Records from a dataset:
§

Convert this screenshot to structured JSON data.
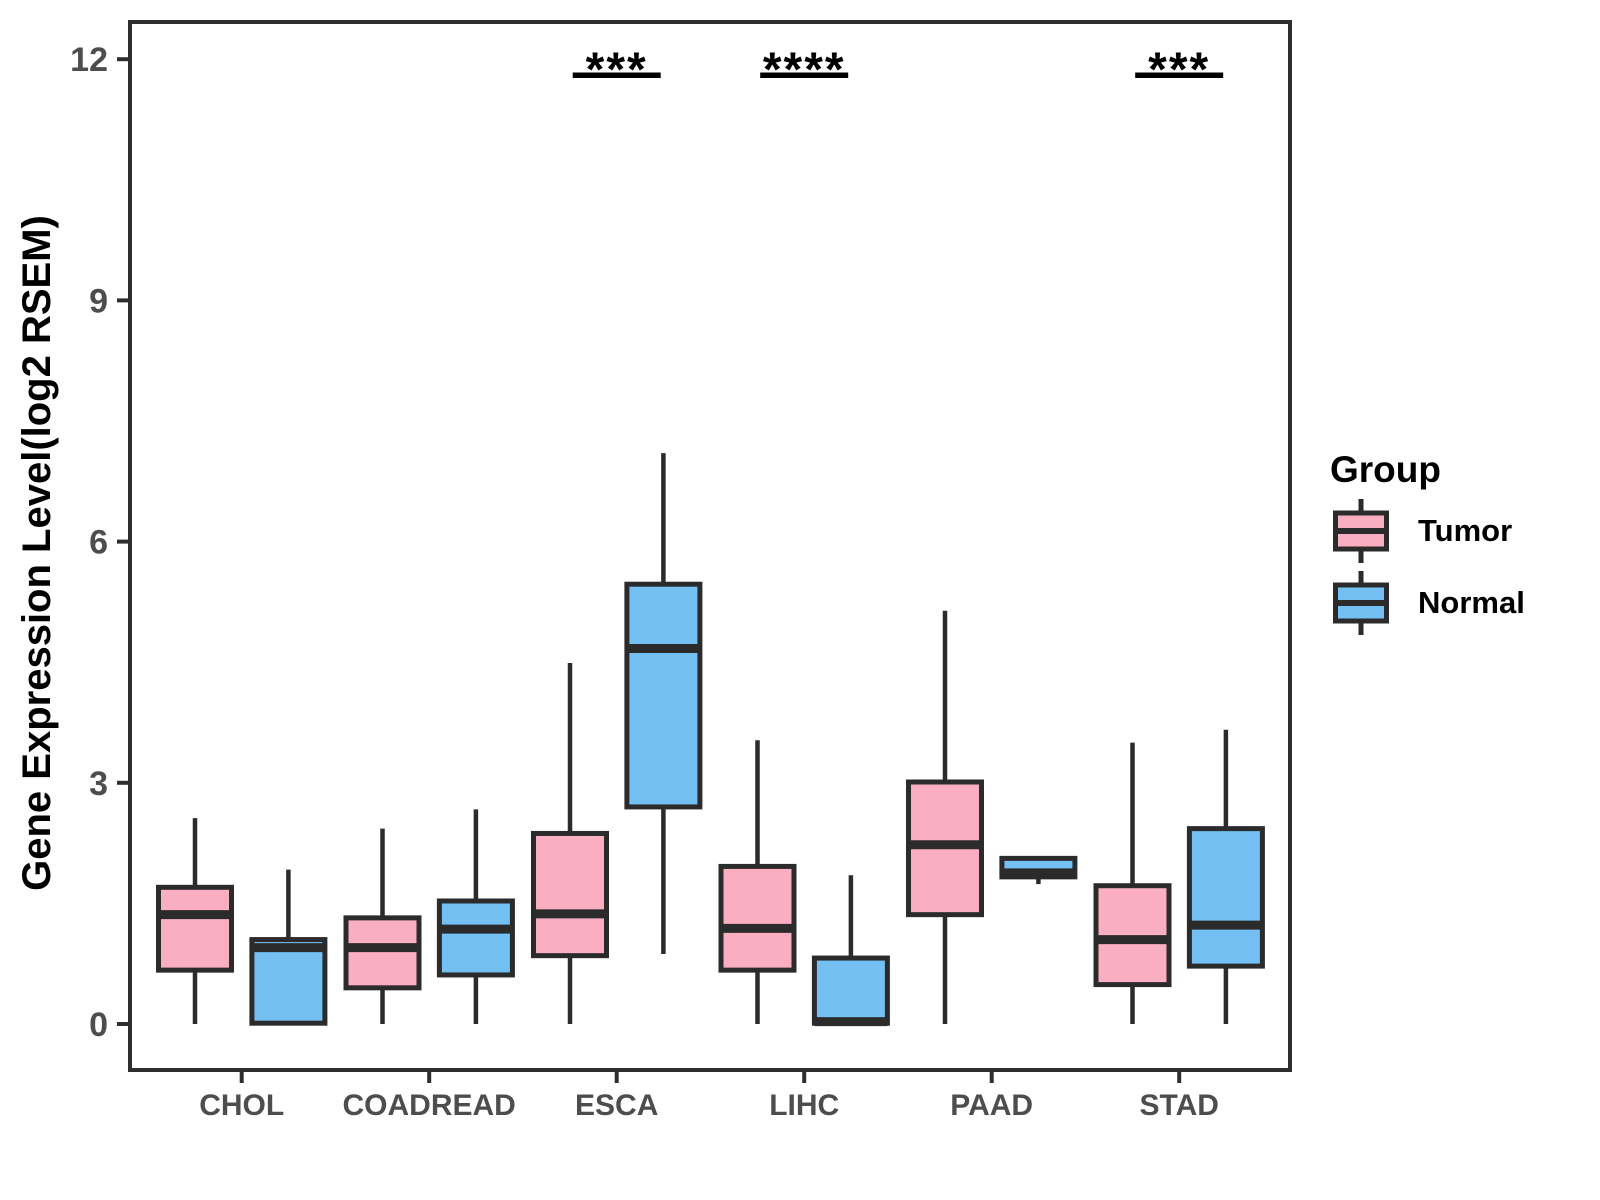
{
  "figure": {
    "y_axis_title": "Gene Expression Level(log2 RSEM)",
    "legend": {
      "title": "Group",
      "items": [
        {
          "label": "Tumor",
          "color": "#FAAEC2"
        },
        {
          "label": "Normal",
          "color": "#74C0F2"
        }
      ]
    }
  },
  "colors": {
    "tumor_fill": "#FAAEC2",
    "normal_fill": "#74C0F2",
    "box_border": "#2B2B2B",
    "panel_border": "#2E2E2E",
    "axis_text": "#4D4D4D",
    "annotation": "#000000"
  },
  "chart_data": {
    "type": "boxplot",
    "title": "",
    "xlabel": "",
    "ylabel": "Gene Expression Level(log2 RSEM)",
    "categories": [
      "CHOL",
      "COADREAD",
      "ESCA",
      "LIHC",
      "PAAD",
      "STAD"
    ],
    "y_ticks": [
      "0",
      "3",
      "6",
      "9",
      "12"
    ],
    "y_tick_values": [
      0,
      3,
      6,
      9,
      12
    ],
    "ylim": [
      -0.6,
      12.5
    ],
    "grid": false,
    "legend_position": "right",
    "series": [
      {
        "name": "Tumor",
        "color": "#FAAEC2",
        "boxes": [
          {
            "category": "CHOL",
            "min": 0,
            "q1": 0.67,
            "median": 1.36,
            "q3": 1.7,
            "max": 2.56
          },
          {
            "category": "COADREAD",
            "min": 0,
            "q1": 0.45,
            "median": 0.95,
            "q3": 1.32,
            "max": 2.43
          },
          {
            "category": "ESCA",
            "min": 0,
            "q1": 0.85,
            "median": 1.37,
            "q3": 2.37,
            "max": 4.49
          },
          {
            "category": "LIHC",
            "min": 0,
            "q1": 0.67,
            "median": 1.19,
            "q3": 1.96,
            "max": 3.53
          },
          {
            "category": "PAAD",
            "min": 0,
            "q1": 1.36,
            "median": 2.23,
            "q3": 3.01,
            "max": 5.14
          },
          {
            "category": "STAD",
            "min": 0,
            "q1": 0.49,
            "median": 1.05,
            "q3": 1.72,
            "max": 3.5
          }
        ]
      },
      {
        "name": "Normal",
        "color": "#74C0F2",
        "boxes": [
          {
            "category": "CHOL",
            "min": 0,
            "q1": 0.01,
            "median": 0.95,
            "q3": 1.05,
            "max": 1.92
          },
          {
            "category": "COADREAD",
            "min": 0,
            "q1": 0.61,
            "median": 1.18,
            "q3": 1.53,
            "max": 2.67
          },
          {
            "category": "ESCA",
            "min": 0.87,
            "q1": 2.7,
            "median": 4.67,
            "q3": 5.47,
            "max": 7.1
          },
          {
            "category": "LIHC",
            "min": 0,
            "q1": 0.01,
            "median": 0.03,
            "q3": 0.82,
            "max": 1.85
          },
          {
            "category": "PAAD",
            "min": 1.74,
            "q1": 1.83,
            "median": 1.88,
            "q3": 2.06,
            "max": 2.08
          },
          {
            "category": "STAD",
            "min": 0,
            "q1": 0.72,
            "median": 1.23,
            "q3": 2.43,
            "max": 3.66
          }
        ]
      }
    ],
    "annotations": [
      {
        "category": "ESCA",
        "label": "***",
        "y": 11.8
      },
      {
        "category": "LIHC",
        "label": "****",
        "y": 11.8
      },
      {
        "category": "STAD",
        "label": "***",
        "y": 11.8
      }
    ]
  }
}
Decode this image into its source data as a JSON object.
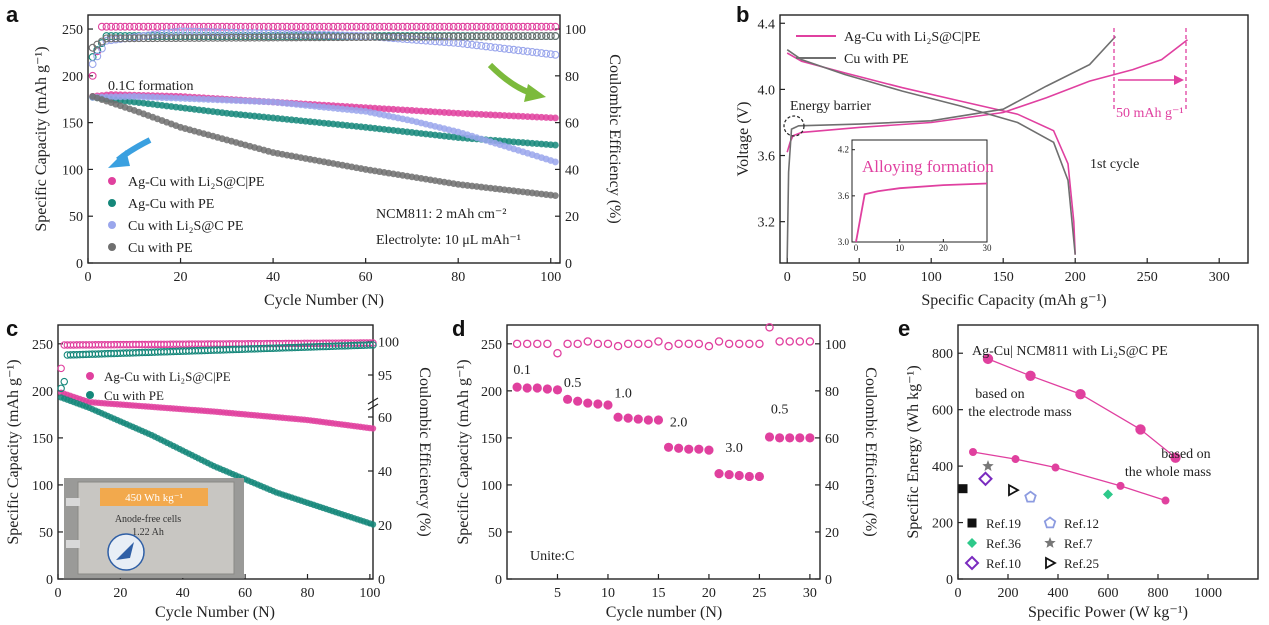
{
  "colors": {
    "pink": "#e0409e",
    "teal": "#15877a",
    "blue": "#9aa6ec",
    "gray": "#6f6f6f",
    "pinkline": "#e040a0"
  },
  "chart_data": [
    {
      "id": "a",
      "panel_label": "a",
      "type": "scatter",
      "xlabel": "Cycle Number (N)",
      "ylabel": "Specific Capacity (mAh g⁻¹)",
      "y2label": "Coulombic Efficiency (%)",
      "xlim": [
        0,
        102
      ],
      "ylim": [
        0,
        265
      ],
      "y2lim": [
        0,
        106
      ],
      "xticks": [
        0,
        20,
        40,
        60,
        80,
        100
      ],
      "yticks": [
        0,
        50,
        100,
        150,
        200,
        250
      ],
      "y2ticks": [
        0,
        20,
        40,
        60,
        80,
        100
      ],
      "annotations": [
        "0.1C formation",
        "NCM811: 2  mAh cm⁻²",
        "Electrolyte: 10 μL mAh⁻¹"
      ],
      "legend": [
        "Ag-Cu with Li₂S@C|PE",
        "Ag-Cu with PE",
        "Cu with Li₂S@C PE",
        "Cu with PE"
      ],
      "series": [
        {
          "name": "Ag-Cu with Li₂S@C|PE",
          "color": "pink",
          "capacity": [
            [
              1,
              178
            ],
            [
              5,
              180
            ],
            [
              20,
              178
            ],
            [
              40,
              172
            ],
            [
              60,
              166
            ],
            [
              80,
              160
            ],
            [
              101,
              155
            ]
          ],
          "ce": [
            [
              1,
              80
            ],
            [
              3,
              101
            ],
            [
              100,
              101
            ]
          ]
        },
        {
          "name": "Ag-Cu with PE",
          "color": "teal",
          "capacity": [
            [
              1,
              177
            ],
            [
              10,
              172
            ],
            [
              30,
              160
            ],
            [
              60,
              145
            ],
            [
              80,
              134
            ],
            [
              101,
              126
            ]
          ],
          "ce": [
            [
              1,
              88
            ],
            [
              4,
              97
            ],
            [
              100,
              97
            ]
          ]
        },
        {
          "name": "Cu with Li₂S@C PE",
          "color": "blue",
          "capacity": [
            [
              1,
              177
            ],
            [
              10,
              178
            ],
            [
              40,
              172
            ],
            [
              60,
              162
            ],
            [
              70,
              152
            ],
            [
              80,
              140
            ],
            [
              90,
              125
            ],
            [
              101,
              108
            ]
          ],
          "ce": [
            [
              1,
              85
            ],
            [
              4,
              95
            ],
            [
              20,
              99
            ],
            [
              60,
              97
            ],
            [
              80,
              94
            ],
            [
              101,
              89
            ]
          ]
        },
        {
          "name": "Cu with PE",
          "color": "gray",
          "capacity": [
            [
              1,
              178
            ],
            [
              10,
              163
            ],
            [
              20,
              145
            ],
            [
              40,
              118
            ],
            [
              60,
              100
            ],
            [
              80,
              84
            ],
            [
              101,
              72
            ]
          ],
          "ce": [
            [
              1,
              92
            ],
            [
              4,
              96
            ],
            [
              100,
              97
            ]
          ]
        }
      ]
    },
    {
      "id": "b",
      "panel_label": "b",
      "type": "line",
      "xlabel": "Specific Capacity (mAh g⁻¹)",
      "ylabel": "Voltage (V)",
      "xlim": [
        -5,
        320
      ],
      "ylim": [
        2.95,
        4.45
      ],
      "xticks": [
        0,
        50,
        100,
        150,
        200,
        250,
        300
      ],
      "yticks": [
        3.2,
        3.6,
        4.0,
        4.4
      ],
      "legend": [
        "Ag-Cu with Li₂S@C|PE",
        "Cu with PE"
      ],
      "annotations": [
        "Energy barrier",
        "1st cycle",
        "50 mAh g⁻¹"
      ],
      "series": [
        {
          "name": "Ag-Cu with Li₂S@C|PE",
          "color": "pinkline",
          "charge": [
            [
              0,
              3.62
            ],
            [
              2,
              3.68
            ],
            [
              4,
              3.72
            ],
            [
              10,
              3.74
            ],
            [
              50,
              3.77
            ],
            [
              100,
              3.8
            ],
            [
              150,
              3.86
            ],
            [
              180,
              3.95
            ],
            [
              210,
              4.05
            ],
            [
              240,
              4.12
            ],
            [
              260,
              4.18
            ],
            [
              278,
              4.3
            ]
          ],
          "discharge": [
            [
              0,
              4.22
            ],
            [
              10,
              4.17
            ],
            [
              40,
              4.1
            ],
            [
              80,
              4.01
            ],
            [
              120,
              3.93
            ],
            [
              160,
              3.85
            ],
            [
              185,
              3.75
            ],
            [
              195,
              3.55
            ],
            [
              199,
              3.2
            ],
            [
              200,
              3.0
            ]
          ]
        },
        {
          "name": "Cu with PE",
          "color": "gray",
          "charge": [
            [
              0,
              2.98
            ],
            [
              1,
              3.5
            ],
            [
              3,
              3.76
            ],
            [
              8,
              3.78
            ],
            [
              50,
              3.79
            ],
            [
              100,
              3.81
            ],
            [
              150,
              3.88
            ],
            [
              180,
              4.02
            ],
            [
              210,
              4.15
            ],
            [
              228,
              4.32
            ]
          ],
          "discharge": [
            [
              0,
              4.24
            ],
            [
              10,
              4.18
            ],
            [
              40,
              4.09
            ],
            [
              80,
              3.99
            ],
            [
              120,
              3.9
            ],
            [
              160,
              3.8
            ],
            [
              185,
              3.68
            ],
            [
              195,
              3.45
            ],
            [
              200,
              3.0
            ]
          ]
        }
      ],
      "inset": {
        "title": "Alloying formation",
        "xlim": [
          0,
          30
        ],
        "ylim": [
          3.0,
          4.3
        ],
        "xticks": [
          0,
          10,
          20,
          30
        ],
        "yticks": [
          3.0,
          3.6,
          4.2
        ],
        "series": [
          [
            0,
            3.0
          ],
          [
            2,
            3.62
          ],
          [
            5,
            3.66
          ],
          [
            10,
            3.7
          ],
          [
            20,
            3.74
          ],
          [
            30,
            3.76
          ]
        ]
      }
    },
    {
      "id": "c",
      "panel_label": "c",
      "type": "scatter",
      "xlabel": "Cycle Number (N)",
      "ylabel": "Specific Capacity (mAh g⁻¹)",
      "y2label": "Coulombic Efficiency (%)",
      "xlim": [
        0,
        101
      ],
      "ylim": [
        0,
        270
      ],
      "xticks": [
        0,
        20,
        40,
        60,
        80,
        100
      ],
      "yticks": [
        0,
        50,
        100,
        150,
        200,
        250
      ],
      "y2ticks": [
        0,
        20,
        40,
        60
      ],
      "y2ticks_upper": [
        95,
        100
      ],
      "legend": [
        "Ag-Cu with Li₂S@C|PE",
        "Cu with PE"
      ],
      "photo_labels": [
        "450 Wh kg⁻¹",
        "Anode-free cells",
        "1.22 Ah"
      ],
      "series": [
        {
          "name": "Ag-Cu with Li₂S@C|PE",
          "color": "pink",
          "capacity": [
            [
              1,
              198
            ],
            [
              10,
              188
            ],
            [
              50,
              178
            ],
            [
              80,
              169
            ],
            [
              101,
              160
            ]
          ],
          "ce": [
            [
              1,
              96
            ],
            [
              2,
              99.5
            ],
            [
              100,
              99.8
            ]
          ]
        },
        {
          "name": "Cu with PE",
          "color": "teal",
          "capacity": [
            [
              1,
              193
            ],
            [
              10,
              182
            ],
            [
              30,
              153
            ],
            [
              50,
              120
            ],
            [
              70,
              92
            ],
            [
              90,
              70
            ],
            [
              101,
              58
            ]
          ],
          "ce": [
            [
              1,
              93
            ],
            [
              2,
              94
            ],
            [
              3,
              98
            ],
            [
              100,
              99.5
            ]
          ]
        }
      ]
    },
    {
      "id": "d",
      "panel_label": "d",
      "type": "scatter",
      "xlabel": "Cycle number (N)",
      "ylabel": "Specific Capacity (mAh g⁻¹)",
      "y2label": "Coulombic Efficiency (%)",
      "xlim": [
        0,
        31
      ],
      "ylim": [
        0,
        270
      ],
      "y2lim": [
        0,
        108
      ],
      "xticks": [
        5,
        10,
        15,
        20,
        25,
        30
      ],
      "yticks": [
        0,
        50,
        100,
        150,
        200,
        250
      ],
      "y2ticks": [
        0,
        20,
        40,
        60,
        80,
        100
      ],
      "annotation": "Unite:C",
      "rate_labels": [
        "0.1",
        "0.5",
        "1.0",
        "2.0",
        "3.0",
        "0.5"
      ],
      "capacity": [
        204,
        203,
        203,
        202,
        201,
        191,
        189,
        187,
        186,
        185,
        172,
        171,
        170,
        169,
        169,
        140,
        139,
        138,
        138,
        137,
        112,
        111,
        110,
        109,
        109,
        151,
        150,
        150,
        150,
        150
      ],
      "ce": [
        100,
        100,
        100,
        100,
        96,
        100,
        100,
        101,
        100,
        100,
        99,
        100,
        100,
        100,
        101,
        99,
        100,
        100,
        100,
        99,
        101,
        100,
        100,
        100,
        100,
        107,
        101,
        101,
        101,
        101
      ]
    },
    {
      "id": "e",
      "panel_label": "e",
      "type": "scatter",
      "xlabel": "Specific Power (W kg⁻¹)",
      "ylabel": "Specific Energy (Wh kg⁻¹)",
      "xlim": [
        0,
        1200
      ],
      "ylim": [
        0,
        900
      ],
      "xticks": [
        0,
        200,
        400,
        600,
        800,
        1000
      ],
      "yticks": [
        0,
        200,
        400,
        600,
        800
      ],
      "title": "Ag-Cu| NCM811 with Li₂S@C PE",
      "annotations": [
        "based on",
        "the electrode mass",
        "based on",
        "the whole mass"
      ],
      "series": [
        {
          "name": "electrode mass",
          "color": "pink",
          "points": [
            [
              120,
              780
            ],
            [
              290,
              720
            ],
            [
              490,
              655
            ],
            [
              730,
              530
            ],
            [
              870,
              430
            ]
          ]
        },
        {
          "name": "whole mass",
          "color": "pink",
          "points": [
            [
              60,
              450
            ],
            [
              230,
              425
            ],
            [
              390,
              395
            ],
            [
              650,
              330
            ],
            [
              830,
              278
            ]
          ]
        }
      ],
      "refs": [
        {
          "name": "Ref.19",
          "marker": "square",
          "color": "#111111",
          "x": 20,
          "y": 320
        },
        {
          "name": "Ref.36",
          "marker": "diamond",
          "color": "#2dc98a",
          "x": 600,
          "y": 300
        },
        {
          "name": "Ref.10",
          "marker": "diamond2",
          "color": "#7a2bbf",
          "x": 110,
          "y": 355
        },
        {
          "name": "Ref.12",
          "marker": "pentagon",
          "color": "#8c9be0",
          "x": 290,
          "y": 290
        },
        {
          "name": "Ref.7",
          "marker": "star",
          "color": "#777777",
          "x": 120,
          "y": 400
        },
        {
          "name": "Ref.25",
          "marker": "triangle",
          "color": "#111111",
          "x": 220,
          "y": 315
        }
      ]
    }
  ]
}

§

> **YOUR GOAL**
Search the data above for the string "LIHC". Report every line where it is found.

> **EXERCISE RESULT**
      "LIHC",
            "category": "LIHC",
            "category": "LIHC",
        "category": "LIHC",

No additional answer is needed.